**Do this**
Write out all of the records precisely. Skip anything that is a picture.

**Exercise input**
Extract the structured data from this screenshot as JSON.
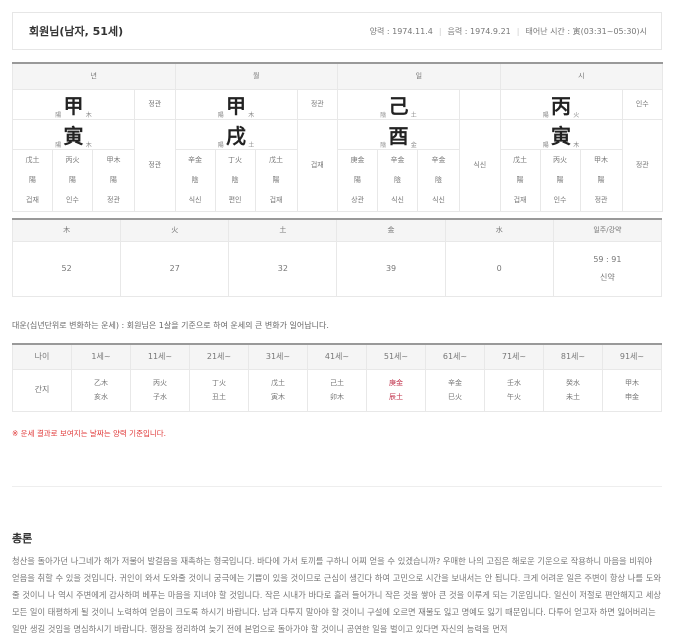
{
  "header": {
    "name": "회원님(남자, 51세)",
    "solar": "양력 : 1974.11.4",
    "lunar": "음력 : 1974.9.21",
    "birth_time": "태어난 시간 : 寅(03:31~05:30)시"
  },
  "pillars": [
    {
      "title": "년",
      "stem": "甲",
      "stem_yy": "陽",
      "stem_el": "木",
      "stem_god": "정관",
      "branch": "寅",
      "branch_yy": "陽",
      "branch_el": "木",
      "branch_god": "정관",
      "hidden": [
        {
          "gan": "戊土",
          "yy": "陽",
          "god": "겁재"
        },
        {
          "gan": "丙火",
          "yy": "陽",
          "god": "인수"
        },
        {
          "gan": "甲木",
          "yy": "陽",
          "god": "정관"
        }
      ]
    },
    {
      "title": "월",
      "stem": "甲",
      "stem_yy": "陽",
      "stem_el": "木",
      "stem_god": "정관",
      "branch": "戌",
      "branch_yy": "陽",
      "branch_el": "土",
      "branch_god": "겁재",
      "hidden": [
        {
          "gan": "辛金",
          "yy": "陰",
          "god": "식신"
        },
        {
          "gan": "丁火",
          "yy": "陰",
          "god": "편인"
        },
        {
          "gan": "戊土",
          "yy": "陽",
          "god": "겁재"
        }
      ]
    },
    {
      "title": "일",
      "stem": "己",
      "stem_yy": "陰",
      "stem_el": "土",
      "stem_god": "",
      "branch": "酉",
      "branch_yy": "陰",
      "branch_el": "金",
      "branch_god": "식신",
      "hidden": [
        {
          "gan": "庚金",
          "yy": "陽",
          "god": "상관"
        },
        {
          "gan": "辛金",
          "yy": "陰",
          "god": "식신"
        },
        {
          "gan": "辛金",
          "yy": "陰",
          "god": "식신"
        }
      ]
    },
    {
      "title": "시",
      "stem": "丙",
      "stem_yy": "陽",
      "stem_el": "火",
      "stem_god": "인수",
      "branch": "寅",
      "branch_yy": "陽",
      "branch_el": "木",
      "branch_god": "정관",
      "hidden": [
        {
          "gan": "戊土",
          "yy": "陽",
          "god": "겁재"
        },
        {
          "gan": "丙火",
          "yy": "陽",
          "god": "인수"
        },
        {
          "gan": "甲木",
          "yy": "陽",
          "god": "정관"
        }
      ]
    }
  ],
  "elements": {
    "headers": [
      "木",
      "火",
      "土",
      "金",
      "水",
      "일주/강약"
    ],
    "values": [
      "52",
      "27",
      "32",
      "39",
      "0"
    ],
    "ratio": "59 : 91",
    "strength": "신약"
  },
  "daewoon": {
    "intro": "대운(십년단위로 변화하는 운세) : 회원님은 1살을 기준으로 하여 운세의 큰 변화가 일어납니다.",
    "age_label": "나이",
    "ganji_label": "간지",
    "items": [
      {
        "age": "1세~",
        "gan": "乙木",
        "ji": "亥水"
      },
      {
        "age": "11세~",
        "gan": "丙火",
        "ji": "子水"
      },
      {
        "age": "21세~",
        "gan": "丁火",
        "ji": "丑土"
      },
      {
        "age": "31세~",
        "gan": "戊土",
        "ji": "寅木"
      },
      {
        "age": "41세~",
        "gan": "己土",
        "ji": "卯木"
      },
      {
        "age": "51세~",
        "gan": "庚金",
        "ji": "辰土",
        "current": true
      },
      {
        "age": "61세~",
        "gan": "辛金",
        "ji": "巳火"
      },
      {
        "age": "71세~",
        "gan": "壬水",
        "ji": "午火"
      },
      {
        "age": "81세~",
        "gan": "癸水",
        "ji": "未土"
      },
      {
        "age": "91세~",
        "gan": "甲木",
        "ji": "申金"
      }
    ],
    "highlight_color": "#c0304a"
  },
  "note": "※ 운세 결과로 보여지는 날짜는 양력 기준입니다.",
  "summary": {
    "title": "총론",
    "text": "청산을 돌아가던 나그네가 해가 저물어 발걸음을 재촉하는 형국입니다. 바다에 가서 토끼를 구하니 어찌 얻을 수 있겠습니까? 우매한 나의 고집은 해로운 기운으로 작용하니 마음을 비워야 얻음을 취할 수 있을 것입니다. 귀인이 와서 도와줄 것이니 궁극에는 기쁨이 있을 것이므로 근심이 생긴다 하여 고민으로 시간을 보내서는 안 됩니다. 크게 어려운 일은 주변이 항상 나를 도와줄 것이니 나 역시 주변에게 감사하며 베푸는 마음을 지녀야 할 것입니다. 작은 시내가 바다로 흘러 들어가니 작은 것을 쌓아 큰 것을 이루게 되는 기운입니다. 일신이 저절로 편안해지고 세상 모든 일이 태평하게 될 것이니 노력하여 얻음이 크도록 하시기 바랍니다. 남과 다투지 말아야 할 것이니 구설에 오르면 재물도 잃고 명예도 잃기 때문입니다. 다투어 얻고자 하면 잃어버리는 일만 생길 것임을 명심하시기 바랍니다. 행장을 정리하여 늦기 전에 본업으로 돌아가야 할 것이니 공연한 일을 벌이고 있다면 자신의 능력을 먼저"
  }
}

**Output of the exercise**
Extract the structured data from this screenshot as JSON.
{
  "header": {
    "name": "회원님(남자, 51세)",
    "solar": "양력 : 1974.11.4",
    "lunar": "음력 : 1974.9.21",
    "birth_time": "태어난 시간 : 寅(03:31~05:30)시"
  },
  "pillars": [
    {
      "title": "년",
      "stem": "甲",
      "stem_yy": "陽",
      "stem_el": "木",
      "stem_god": "정관",
      "branch": "寅",
      "branch_yy": "陽",
      "branch_el": "木",
      "branch_god": "정관",
      "hidden": [
        {
          "gan": "戊土",
          "yy": "陽",
          "god": "겁재"
        },
        {
          "gan": "丙火",
          "yy": "陽",
          "god": "인수"
        },
        {
          "gan": "甲木",
          "yy": "陽",
          "god": "정관"
        }
      ]
    },
    {
      "title": "월",
      "stem": "甲",
      "stem_yy": "陽",
      "stem_el": "木",
      "stem_god": "정관",
      "branch": "戌",
      "branch_yy": "陽",
      "branch_el": "土",
      "branch_god": "겁재",
      "hidden": [
        {
          "gan": "辛金",
          "yy": "陰",
          "god": "식신"
        },
        {
          "gan": "丁火",
          "yy": "陰",
          "god": "편인"
        },
        {
          "gan": "戊土",
          "yy": "陽",
          "god": "겁재"
        }
      ]
    },
    {
      "title": "일",
      "stem": "己",
      "stem_yy": "陰",
      "stem_el": "土",
      "stem_god": "",
      "branch": "酉",
      "branch_yy": "陰",
      "branch_el": "金",
      "branch_god": "식신",
      "hidden": [
        {
          "gan": "庚金",
          "yy": "陽",
          "god": "상관"
        },
        {
          "gan": "辛金",
          "yy": "陰",
          "god": "식신"
        },
        {
          "gan": "辛金",
          "yy": "陰",
          "god": "식신"
        }
      ]
    },
    {
      "title": "시",
      "stem": "丙",
      "stem_yy": "陽",
      "stem_el": "火",
      "stem_god": "인수",
      "branch": "寅",
      "branch_yy": "陽",
      "branch_el": "木",
      "branch_god": "정관",
      "hidden": [
        {
          "gan": "戊土",
          "yy": "陽",
          "god": "겁재"
        },
        {
          "gan": "丙火",
          "yy": "陽",
          "god": "인수"
        },
        {
          "gan": "甲木",
          "yy": "陽",
          "god": "정관"
        }
      ]
    }
  ],
  "elements": {
    "headers": [
      "木",
      "火",
      "土",
      "金",
      "水",
      "일주/강약"
    ],
    "values": [
      "52",
      "27",
      "32",
      "39",
      "0"
    ],
    "ratio": "59 : 91",
    "strength": "신약"
  },
  "daewoon": {
    "intro": "대운(십년단위로 변화하는 운세) : 회원님은 1살을 기준으로 하여 운세의 큰 변화가 일어납니다.",
    "age_label": "나이",
    "ganji_label": "간지",
    "items": [
      {
        "age": "1세~",
        "gan": "乙木",
        "ji": "亥水"
      },
      {
        "age": "11세~",
        "gan": "丙火",
        "ji": "子水"
      },
      {
        "age": "21세~",
        "gan": "丁火",
        "ji": "丑土"
      },
      {
        "age": "31세~",
        "gan": "戊土",
        "ji": "寅木"
      },
      {
        "age": "41세~",
        "gan": "己土",
        "ji": "卯木"
      },
      {
        "age": "51세~",
        "gan": "庚金",
        "ji": "辰土",
        "current": true
      },
      {
        "age": "61세~",
        "gan": "辛金",
        "ji": "巳火"
      },
      {
        "age": "71세~",
        "gan": "壬水",
        "ji": "午火"
      },
      {
        "age": "81세~",
        "gan": "癸水",
        "ji": "未土"
      },
      {
        "age": "91세~",
        "gan": "甲木",
        "ji": "申金"
      }
    ],
    "highlight_color": "#c0304a"
  },
  "note": "※ 운세 결과로 보여지는 날짜는 양력 기준입니다.",
  "summary": {
    "title": "총론",
    "text": "청산을 돌아가던 나그네가 해가 저물어 발걸음을 재촉하는 형국입니다. 바다에 가서 토끼를 구하니 어찌 얻을 수 있겠습니까? 우매한 나의 고집은 해로운 기운으로 작용하니 마음을 비워야 얻음을 취할 수 있을 것입니다. 귀인이 와서 도와줄 것이니 궁극에는 기쁨이 있을 것이므로 근심이 생긴다 하여 고민으로 시간을 보내서는 안 됩니다. 크게 어려운 일은 주변이 항상 나를 도와줄 것이니 나 역시 주변에게 감사하며 베푸는 마음을 지녀야 할 것입니다. 작은 시내가 바다로 흘러 들어가니 작은 것을 쌓아 큰 것을 이루게 되는 기운입니다. 일신이 저절로 편안해지고 세상 모든 일이 태평하게 될 것이니 노력하여 얻음이 크도록 하시기 바랍니다. 남과 다투지 말아야 할 것이니 구설에 오르면 재물도 잃고 명예도 잃기 때문입니다. 다투어 얻고자 하면 잃어버리는 일만 생길 것임을 명심하시기 바랍니다. 행장을 정리하여 늦기 전에 본업으로 돌아가야 할 것이니 공연한 일을 벌이고 있다면 자신의 능력을 먼저"
  }
}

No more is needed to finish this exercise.